- _A run of records_
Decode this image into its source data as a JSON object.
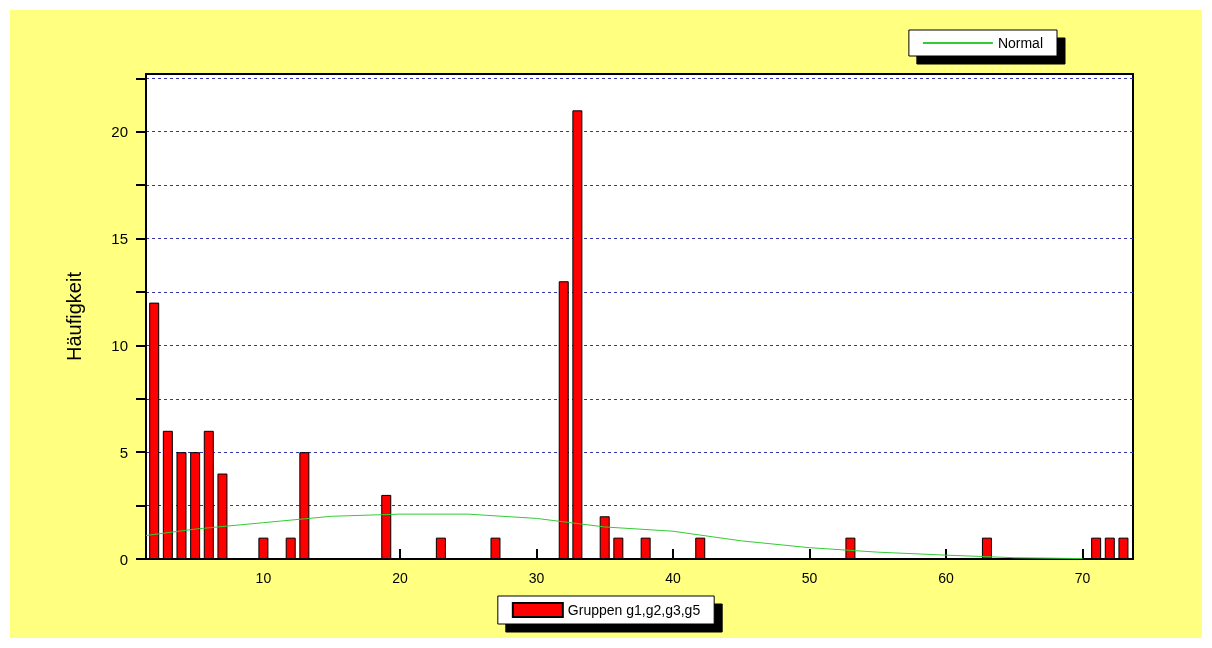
{
  "chart_data": {
    "type": "bar",
    "ylabel": "Häufigkeit",
    "series": [
      {
        "name": "Gruppen g1,g2,g3,g5",
        "color": "#ff0000",
        "x": [
          2,
          3,
          4,
          5,
          6,
          7,
          10,
          12,
          13,
          19,
          23,
          27,
          32,
          33,
          35,
          36,
          38,
          42,
          53,
          63,
          71,
          72,
          73
        ],
        "values": [
          12,
          6,
          5,
          5,
          6,
          4,
          1,
          1,
          5,
          3,
          1,
          1,
          13,
          21,
          2,
          1,
          1,
          1,
          1,
          1,
          1,
          1,
          1
        ]
      },
      {
        "name": "Normal",
        "type": "line",
        "color": "#33cc33",
        "x": [
          1.4,
          5,
          10,
          15,
          20,
          25,
          30,
          35,
          40,
          45,
          50,
          55,
          60,
          65,
          70
        ],
        "values": [
          1.1,
          1.4,
          1.7,
          2.0,
          2.1,
          2.1,
          1.9,
          1.5,
          1.3,
          0.85,
          0.53,
          0.32,
          0.18,
          0.06,
          0.02
        ]
      }
    ],
    "xlim": [
      1.4,
      73.7
    ],
    "xticks": [
      10,
      20,
      30,
      40,
      50,
      60,
      70
    ],
    "ylim": [
      0,
      22.7
    ],
    "yticks": [
      0,
      {
        "value": 2.5,
        "label": null
      },
      5,
      {
        "value": 7.5,
        "label": null
      },
      10,
      {
        "value": 12.5,
        "label": null
      },
      15,
      {
        "value": 17.5,
        "label": null
      },
      20,
      {
        "value": 22.5,
        "label": null
      }
    ],
    "grid": "y",
    "legend": "bottom",
    "marker": "none",
    "line_style": "solid"
  }
}
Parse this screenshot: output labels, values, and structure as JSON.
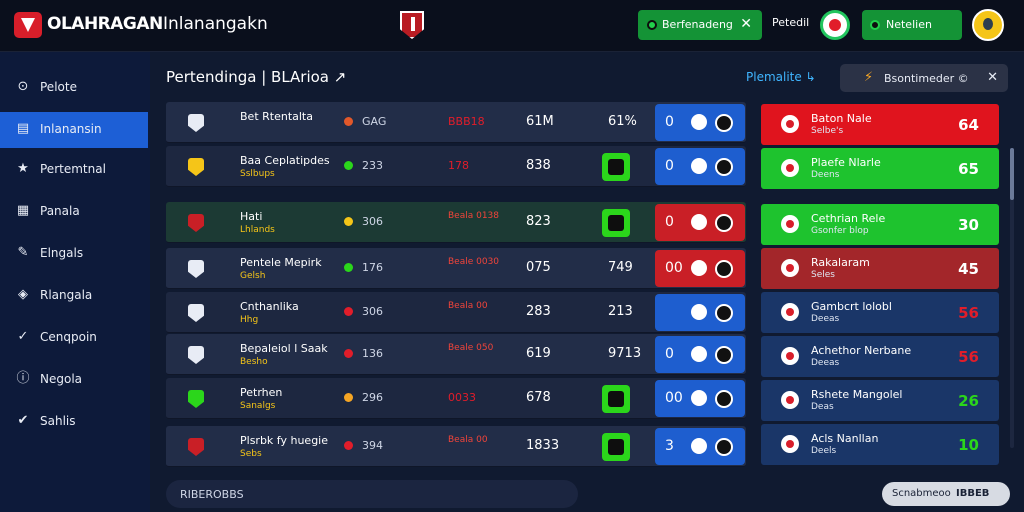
{
  "header": {
    "brand": "OLAHRAGAN",
    "title": "Inlanangakn",
    "notification": {
      "text": "Berfenadeng",
      "close": "✕"
    },
    "user_label": "Petedil",
    "status_button": "Netelien"
  },
  "sidebar": {
    "items": [
      {
        "label": "Pelote",
        "icon": "home-icon",
        "glyph": "⊙"
      },
      {
        "label": "Inlanansin",
        "icon": "calendar-icon",
        "glyph": "▤",
        "active": true
      },
      {
        "label": "Pertemtnal",
        "icon": "star-icon",
        "glyph": "★"
      },
      {
        "label": "Panala",
        "icon": "grid-icon",
        "glyph": "▦"
      },
      {
        "label": "Elngals",
        "icon": "edit-icon",
        "glyph": "✎"
      },
      {
        "label": "Rlangala",
        "icon": "shield-icon",
        "glyph": "◈"
      },
      {
        "label": "Cenqpoin",
        "icon": "check-icon",
        "glyph": "✓"
      },
      {
        "label": "Negola",
        "icon": "info-icon",
        "glyph": "ⓘ"
      },
      {
        "label": "Sahlis",
        "icon": "check-circle-icon",
        "glyph": "✔"
      }
    ]
  },
  "main": {
    "title": "Pertendinga | BLArioa ↗",
    "filter_link": "Plemalite ↳",
    "search": {
      "text": "Bsontimeder ©",
      "close": "✕"
    },
    "rows": [
      {
        "name": "Bet Rtentalta",
        "sub": "",
        "c1": "GAG",
        "c2": "BBB18",
        "c3": "61M",
        "c4": "61%",
        "score": "0",
        "score_color": "blue",
        "pill": "#e2582a",
        "icon": "#e8ecf5",
        "style": "alt"
      },
      {
        "name": "Baa Ceplatipdes",
        "sub": "Sslbups",
        "c1": "233",
        "c2": "178",
        "c3": "838",
        "c4": "",
        "chip": true,
        "score": "0",
        "score_color": "blue",
        "pill": "#2bd61b",
        "icon": "#f5c518",
        "style": ""
      },
      {
        "name": "Hati",
        "sub": "Lhlands",
        "c1": "306",
        "c2": "Beala 0138",
        "c3": "823",
        "c4": "",
        "chip": true,
        "score": "0",
        "score_color": "red",
        "pill": "#f5c518",
        "icon": "#c91f26",
        "style": "hl"
      },
      {
        "name": "Pentele Mepirk",
        "sub": "Gelsh",
        "c1": "176",
        "c2": "Beale 0030",
        "c3": "075",
        "c4": "749",
        "score": "00",
        "score_color": "red",
        "pill": "#2bd61b",
        "icon": "#e8ecf5",
        "style": "alt"
      },
      {
        "name": "Cnthanlika",
        "sub": "Hhg",
        "c1": "306",
        "c2": "Beala 00",
        "c3": "283",
        "c4": "213",
        "score": "",
        "score_color": "blue",
        "pill": "#e11d2a",
        "icon": "#e8ecf5",
        "style": ""
      },
      {
        "name": "Bepaleiol l Saak",
        "sub": "Besho",
        "c1": "136",
        "c2": "Beale 050",
        "c3": "619",
        "c4": "9713",
        "score": "0",
        "score_color": "blue",
        "pill": "#e11d2a",
        "icon": "#e8ecf5",
        "style": "alt"
      },
      {
        "name": "Petrhen",
        "sub": "Sanalgs",
        "c1": "296",
        "c2": "0033",
        "c3": "678",
        "c4": "",
        "chip": true,
        "score": "00",
        "score_color": "blue",
        "pill": "#f5a524",
        "icon": "#2bd61b",
        "style": ""
      },
      {
        "name": "Plsrbk fy huegie",
        "sub": "Sebs",
        "c1": "394",
        "c2": "Beala 00",
        "c3": "1833",
        "c4": "",
        "chip": true,
        "score": "3",
        "score_color": "blue",
        "pill": "#e11d2a",
        "icon": "#c91f26",
        "style": "alt"
      }
    ],
    "cards": [
      {
        "name": "Baton Nale",
        "sub": "Selbe's",
        "value": "64",
        "color": "red",
        "value_color": "#ffffff"
      },
      {
        "name": "Plaefe Nlarle",
        "sub": "Deens",
        "value": "65",
        "color": "green",
        "value_color": "#ffffff"
      },
      {
        "name": "Cethrian Rele",
        "sub": "Gsonfer blop",
        "value": "30",
        "color": "green",
        "value_color": "#ffffff"
      },
      {
        "name": "Rakalaram",
        "sub": "Seles",
        "value": "45",
        "color": "dred",
        "value_color": "#ffffff"
      },
      {
        "name": "Gambcrt lolobl",
        "sub": "Deeas",
        "value": "56",
        "color": "navy",
        "value_color": "#e11d2a"
      },
      {
        "name": "Achethor Nerbane",
        "sub": "Deeas",
        "value": "56",
        "color": "navy",
        "value_color": "#e11d2a"
      },
      {
        "name": "Rshete Mangolel",
        "sub": "Deas",
        "value": "26",
        "color": "navy",
        "value_color": "#2bd61b"
      },
      {
        "name": "Acls Nanllan",
        "sub": "Deels",
        "value": "10",
        "color": "navy",
        "value_color": "#2bd61b"
      }
    ],
    "footer_text": "RIBEROBBS",
    "pager": {
      "left": "Scnabmeoo",
      "right": "IBBEB"
    }
  }
}
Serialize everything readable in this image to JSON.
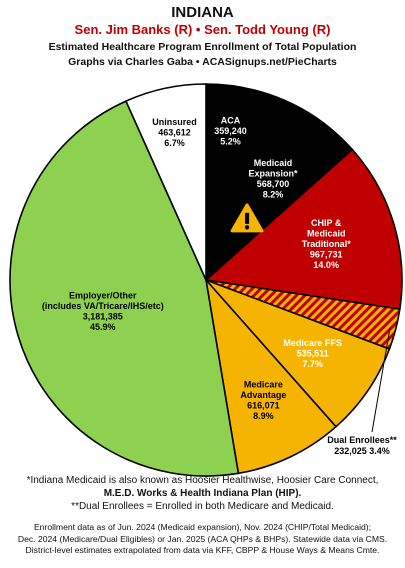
{
  "header": {
    "title": "INDIANA",
    "senators": "Sen. Jim Banks (R) • Sen. Todd Young (R)",
    "subtitle": "Estimated Healthcare Program Enrollment of Total Population",
    "credit": "Graphs via Charles Gaba  •  ACASignups.net/PieCharts"
  },
  "chart_data": {
    "type": "pie",
    "slices": [
      {
        "lines": [
          "ACA",
          "359,240",
          "5.2%"
        ],
        "value": 359240,
        "percent": 5.2,
        "color": "#000000",
        "text_color": "#ffffff"
      },
      {
        "lines": [
          "Medicaid",
          "Expansion*",
          "568,700",
          "8.2%"
        ],
        "value": 568700,
        "percent": 8.2,
        "color": "#000000",
        "text_color": "#ffffff",
        "icon": "warning-icon",
        "icon_color": "#f5b400"
      },
      {
        "lines": [
          "CHIP &",
          "Medicaid",
          "Traditional*",
          "967,731",
          "14.0%"
        ],
        "value": 967731,
        "percent": 14.0,
        "color": "#c00000",
        "text_color": "#ffffff"
      },
      {
        "lines": [],
        "value": 232025,
        "percent": 3.4,
        "color": "#c00000",
        "hatch": "#f5b400"
      },
      {
        "lines": [
          "Medicare FFS",
          "535,511",
          "7.7%"
        ],
        "value": 535511,
        "percent": 7.7,
        "color": "#f5b400",
        "text_color": "#ffffff"
      },
      {
        "lines": [
          "Medicare",
          "Advantage",
          "616,071",
          "8.9%"
        ],
        "value": 616071,
        "percent": 8.9,
        "color": "#f5b400",
        "text_color": "#000000"
      },
      {
        "lines": [
          "Employer/Other",
          "(includes VA/Tricare/IHS/etc)",
          "3,181,385",
          "45.9%"
        ],
        "value": 3181385,
        "percent": 45.9,
        "color": "#8ed150",
        "text_color": "#000000"
      },
      {
        "lines": [
          "Uninsured",
          "463,612",
          "6.7%"
        ],
        "value": 463612,
        "percent": 6.7,
        "color": "#ffffff",
        "text_color": "#000000"
      }
    ],
    "callout": {
      "lines": [
        "Dual Enrollees**",
        "232,025 3.4%"
      ]
    }
  },
  "notes": {
    "line1": "*Indiana Medicaid is also known as Hoosier Healthwise, Hoosier Care Connect,",
    "line2": "M.E.D. Works & Health Indiana Plan (HIP).",
    "line3": "**Dual Enrollees = Enrolled in both Medicare and Medicaid."
  },
  "footer": {
    "line1": "Enrollment data as of Jun. 2024 (Medicaid expansion), Nov. 2024 (CHIP/Total Medicaid);",
    "line2": "Dec. 2024 (Medicare/Dual Eligibles) or Jan. 2025 (ACA QHPs & BHPs). Statewide data via CMS.",
    "line3": "District-level estimates extrapolated from data via KFF, CBPP & House Ways & Means Cmte."
  }
}
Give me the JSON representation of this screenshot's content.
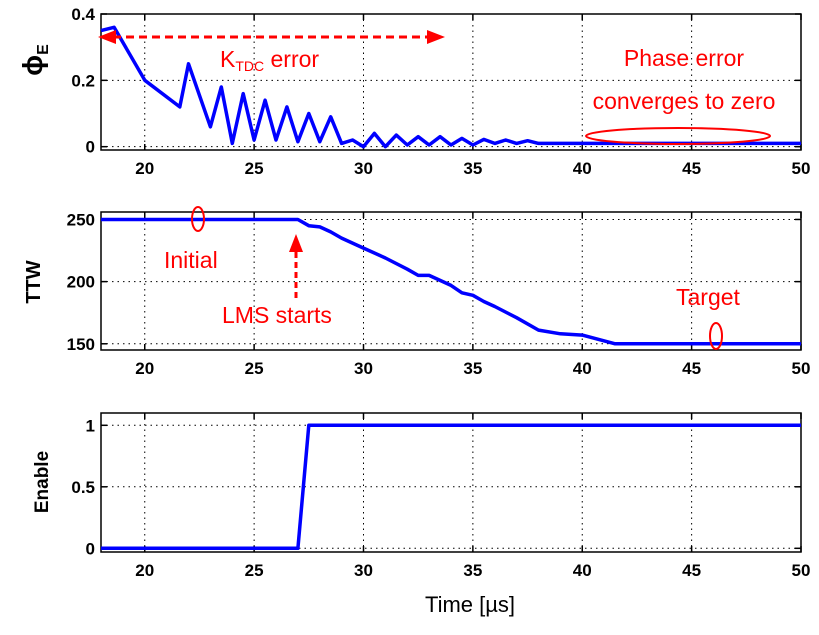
{
  "chart_data": [
    {
      "type": "line",
      "ylabel": "ϕ",
      "ylabel_sub": "E",
      "xlim": [
        18,
        50
      ],
      "ylim": [
        -0.01,
        0.4
      ],
      "xticks": [
        "20",
        "25",
        "30",
        "35",
        "40",
        "45",
        "50"
      ],
      "yticks": [
        "0",
        "0.2",
        "0.4"
      ],
      "grid": true,
      "colors": {
        "line": "#0000ff",
        "annotation": "#ff0000"
      },
      "series": [
        {
          "x": [
            18.0,
            18.6,
            20.0,
            21.6,
            22.0,
            23.0,
            23.5,
            24.0,
            24.5,
            25.0,
            25.5,
            26.0,
            26.5,
            27.0,
            27.5,
            28.0,
            28.5,
            29.0,
            29.5,
            30.0,
            30.5,
            31.0,
            31.5,
            32.0,
            32.5,
            33.0,
            33.5,
            34.0,
            34.5,
            35.0,
            35.5,
            36.0,
            36.5,
            37.0,
            37.5,
            38.0,
            40.0,
            42.0,
            45.0,
            50.0
          ],
          "y": [
            0.35,
            0.36,
            0.2,
            0.12,
            0.25,
            0.06,
            0.18,
            0.01,
            0.16,
            0.02,
            0.14,
            0.02,
            0.12,
            0.015,
            0.1,
            0.015,
            0.09,
            0.01,
            0.02,
            0.0,
            0.04,
            0.0,
            0.035,
            0.005,
            0.03,
            0.005,
            0.03,
            0.005,
            0.025,
            0.005,
            0.022,
            0.01,
            0.02,
            0.01,
            0.018,
            0.01,
            0.01,
            0.01,
            0.01,
            0.01
          ]
        }
      ],
      "annotations": {
        "ktdc_main": "K",
        "ktdc_sub": "TDC",
        "ktdc_tail": " error",
        "phase_line1": "Phase error",
        "phase_line2": "converges to zero"
      }
    },
    {
      "type": "line",
      "ylabel": "TTW",
      "xlim": [
        18,
        50
      ],
      "ylim": [
        145,
        256
      ],
      "xticks": [
        "20",
        "25",
        "30",
        "35",
        "40",
        "45",
        "50"
      ],
      "yticks": [
        "150",
        "200",
        "250"
      ],
      "grid": true,
      "series": [
        {
          "x": [
            18.0,
            27.0,
            27.5,
            28.0,
            28.5,
            29.0,
            30.0,
            31.0,
            32.0,
            32.5,
            33.0,
            33.5,
            34.0,
            34.5,
            35.0,
            35.5,
            36.0,
            37.0,
            38.0,
            39.0,
            40.0,
            41.5,
            45.0,
            50.0
          ],
          "y": [
            250,
            250,
            245,
            244,
            240,
            235,
            227,
            219,
            210,
            205,
            205,
            201,
            197,
            191,
            189,
            184,
            180,
            171,
            161,
            158,
            157,
            150,
            150,
            150
          ]
        }
      ],
      "annotations": {
        "initial": "Initial",
        "lms": "LMS starts",
        "target": "Target"
      }
    },
    {
      "type": "line",
      "ylabel": "Enable",
      "xlim": [
        18,
        50
      ],
      "ylim": [
        -0.03,
        1.1
      ],
      "xticks": [
        "20",
        "25",
        "30",
        "35",
        "40",
        "45",
        "50"
      ],
      "yticks": [
        "0",
        "0.5",
        "1"
      ],
      "grid": true,
      "xlabel": "Time [µs]",
      "series": [
        {
          "x": [
            18.0,
            27.0,
            27.5,
            50.0
          ],
          "y": [
            0,
            0,
            1,
            1
          ]
        }
      ]
    }
  ]
}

- _EXERCISE DIRECTIONS_
Locate all lines that include the word "glyph" and copy them out.

- _EXERCISE RESPONSE_
        "glyph": "⊙"
        "glyph": "▤",
        "glyph": "★"
        "glyph": "▦"
        "glyph": "✎"
        "glyph": "◈"
        "glyph": "✓"
        "glyph": "ⓘ"
        "glyph": "✔"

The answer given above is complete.